Recorded data:
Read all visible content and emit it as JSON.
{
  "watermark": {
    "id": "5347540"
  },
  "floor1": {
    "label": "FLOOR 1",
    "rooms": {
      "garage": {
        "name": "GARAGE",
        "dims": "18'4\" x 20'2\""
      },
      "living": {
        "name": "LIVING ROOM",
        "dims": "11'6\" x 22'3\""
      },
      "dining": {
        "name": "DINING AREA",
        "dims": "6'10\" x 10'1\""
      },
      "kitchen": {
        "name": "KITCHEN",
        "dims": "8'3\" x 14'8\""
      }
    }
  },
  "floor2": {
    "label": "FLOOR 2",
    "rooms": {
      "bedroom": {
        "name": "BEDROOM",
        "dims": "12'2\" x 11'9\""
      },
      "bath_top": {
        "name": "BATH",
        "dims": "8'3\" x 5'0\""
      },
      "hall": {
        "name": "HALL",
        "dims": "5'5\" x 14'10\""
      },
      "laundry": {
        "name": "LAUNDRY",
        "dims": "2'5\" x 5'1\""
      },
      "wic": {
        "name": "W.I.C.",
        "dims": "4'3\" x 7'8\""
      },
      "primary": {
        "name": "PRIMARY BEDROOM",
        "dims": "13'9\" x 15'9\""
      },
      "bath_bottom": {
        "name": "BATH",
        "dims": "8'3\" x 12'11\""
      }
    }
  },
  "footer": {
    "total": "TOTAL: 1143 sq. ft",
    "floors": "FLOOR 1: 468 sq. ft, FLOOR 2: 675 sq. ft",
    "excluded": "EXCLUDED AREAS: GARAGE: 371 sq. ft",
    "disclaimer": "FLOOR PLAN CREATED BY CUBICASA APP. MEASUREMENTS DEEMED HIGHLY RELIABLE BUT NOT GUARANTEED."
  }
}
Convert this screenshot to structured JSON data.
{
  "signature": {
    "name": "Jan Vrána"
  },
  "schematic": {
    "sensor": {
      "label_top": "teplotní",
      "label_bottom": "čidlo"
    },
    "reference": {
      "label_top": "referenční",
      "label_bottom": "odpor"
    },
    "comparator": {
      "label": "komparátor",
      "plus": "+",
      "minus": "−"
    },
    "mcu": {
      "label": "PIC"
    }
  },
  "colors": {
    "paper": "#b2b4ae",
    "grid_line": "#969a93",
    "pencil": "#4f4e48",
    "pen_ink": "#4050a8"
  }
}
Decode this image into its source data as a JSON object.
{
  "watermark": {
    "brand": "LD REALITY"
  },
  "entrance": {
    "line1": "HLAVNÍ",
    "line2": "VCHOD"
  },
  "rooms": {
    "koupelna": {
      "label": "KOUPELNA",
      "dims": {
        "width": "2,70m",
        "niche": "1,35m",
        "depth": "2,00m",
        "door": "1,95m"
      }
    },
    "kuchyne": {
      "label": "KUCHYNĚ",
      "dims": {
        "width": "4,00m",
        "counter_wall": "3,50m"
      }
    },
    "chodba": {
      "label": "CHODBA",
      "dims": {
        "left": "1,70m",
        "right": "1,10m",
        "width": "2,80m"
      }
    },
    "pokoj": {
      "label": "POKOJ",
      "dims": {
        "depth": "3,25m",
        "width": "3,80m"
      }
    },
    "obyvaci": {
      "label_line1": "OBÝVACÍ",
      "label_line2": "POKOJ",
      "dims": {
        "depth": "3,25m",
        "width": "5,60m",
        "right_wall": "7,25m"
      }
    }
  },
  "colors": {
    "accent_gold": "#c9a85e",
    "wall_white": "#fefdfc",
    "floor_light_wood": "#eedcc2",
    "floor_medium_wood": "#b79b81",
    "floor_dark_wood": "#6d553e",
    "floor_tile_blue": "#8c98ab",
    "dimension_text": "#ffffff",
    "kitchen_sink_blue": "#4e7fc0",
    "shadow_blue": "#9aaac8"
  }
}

◆ **Work to complete**:
Retype the records that precede this task, keeping them exactly the same.

◆ **Worked solution**:
Read all visible content and emit it as JSON.
{
  "watermark": {
    "id": "5347540"
  },
  "floor1": {
    "label": "FLOOR 1",
    "rooms": {
      "garage": {
        "name": "GARAGE",
        "dims": "18'4\" x 20'2\""
      },
      "living": {
        "name": "LIVING ROOM",
        "dims": "11'6\" x 22'3\""
      },
      "dining": {
        "name": "DINING AREA",
        "dims": "6'10\" x 10'1\""
      },
      "kitchen": {
        "name": "KITCHEN",
        "dims": "8'3\" x 14'8\""
      }
    }
  },
  "floor2": {
    "label": "FLOOR 2",
    "rooms": {
      "bedroom": {
        "name": "BEDROOM",
        "dims": "12'2\" x 11'9\""
      },
      "bath_top": {
        "name": "BATH",
        "dims": "8'3\" x 5'0\""
      },
      "hall": {
        "name": "HALL",
        "dims": "5'5\" x 14'10\""
      },
      "laundry": {
        "name": "LAUNDRY",
        "dims": "2'5\" x 5'1\""
      },
      "wic": {
        "name": "W.I.C.",
        "dims": "4'3\" x 7'8\""
      },
      "primary": {
        "name": "PRIMARY BEDROOM",
        "dims": "13'9\" x 15'9\""
      },
      "bath_bottom": {
        "name": "BATH",
        "dims": "8'3\" x 12'11\""
      }
    }
  },
  "footer": {
    "total": "TOTAL: 1143 sq. ft",
    "floors": "FLOOR 1: 468 sq. ft, FLOOR 2: 675 sq. ft",
    "excluded": "EXCLUDED AREAS: GARAGE: 371 sq. ft",
    "disclaimer": "FLOOR PLAN CREATED BY CUBICASA APP. MEASUREMENTS DEEMED HIGHLY RELIABLE BUT NOT GUARANTEED."
  }
}
Convert this screenshot to structured JSON data.
{
  "signature": {
    "name": "Jan Vrána"
  },
  "schematic": {
    "sensor": {
      "label_top": "teplotní",
      "label_bottom": "čidlo"
    },
    "reference": {
      "label_top": "referenční",
      "label_bottom": "odpor"
    },
    "comparator": {
      "label": "komparátor",
      "plus": "+",
      "minus": "−"
    },
    "mcu": {
      "label": "PIC"
    }
  },
  "colors": {
    "paper": "#b2b4ae",
    "grid_line": "#969a93",
    "pencil": "#4f4e48",
    "pen_ink": "#4050a8"
  }
}
Decode this image into its source data as a JSON object.
{
  "watermark": {
    "brand": "LD REALITY"
  },
  "entrance": {
    "line1": "HLAVNÍ",
    "line2": "VCHOD"
  },
  "rooms": {
    "koupelna": {
      "label": "KOUPELNA",
      "dims": {
        "width": "2,70m",
        "niche": "1,35m",
        "depth": "2,00m",
        "door": "1,95m"
      }
    },
    "kuchyne": {
      "label": "KUCHYNĚ",
      "dims": {
        "width": "4,00m",
        "counter_wall": "3,50m"
      }
    },
    "chodba": {
      "label": "CHODBA",
      "dims": {
        "left": "1,70m",
        "right": "1,10m",
        "width": "2,80m"
      }
    },
    "pokoj": {
      "label": "POKOJ",
      "dims": {
        "depth": "3,25m",
        "width": "3,80m"
      }
    },
    "obyvaci": {
      "label_line1": "OBÝVACÍ",
      "label_line2": "POKOJ",
      "dims": {
        "depth": "3,25m",
        "width": "5,60m",
        "right_wall": "7,25m"
      }
    }
  },
  "colors": {
    "accent_gold": "#c9a85e",
    "wall_white": "#fefdfc",
    "floor_light_wood": "#eedcc2",
    "floor_medium_wood": "#b79b81",
    "floor_dark_wood": "#6d553e",
    "floor_tile_blue": "#8c98ab",
    "dimension_text": "#ffffff",
    "kitchen_sink_blue": "#4e7fc0",
    "shadow_blue": "#9aaac8"
  }
}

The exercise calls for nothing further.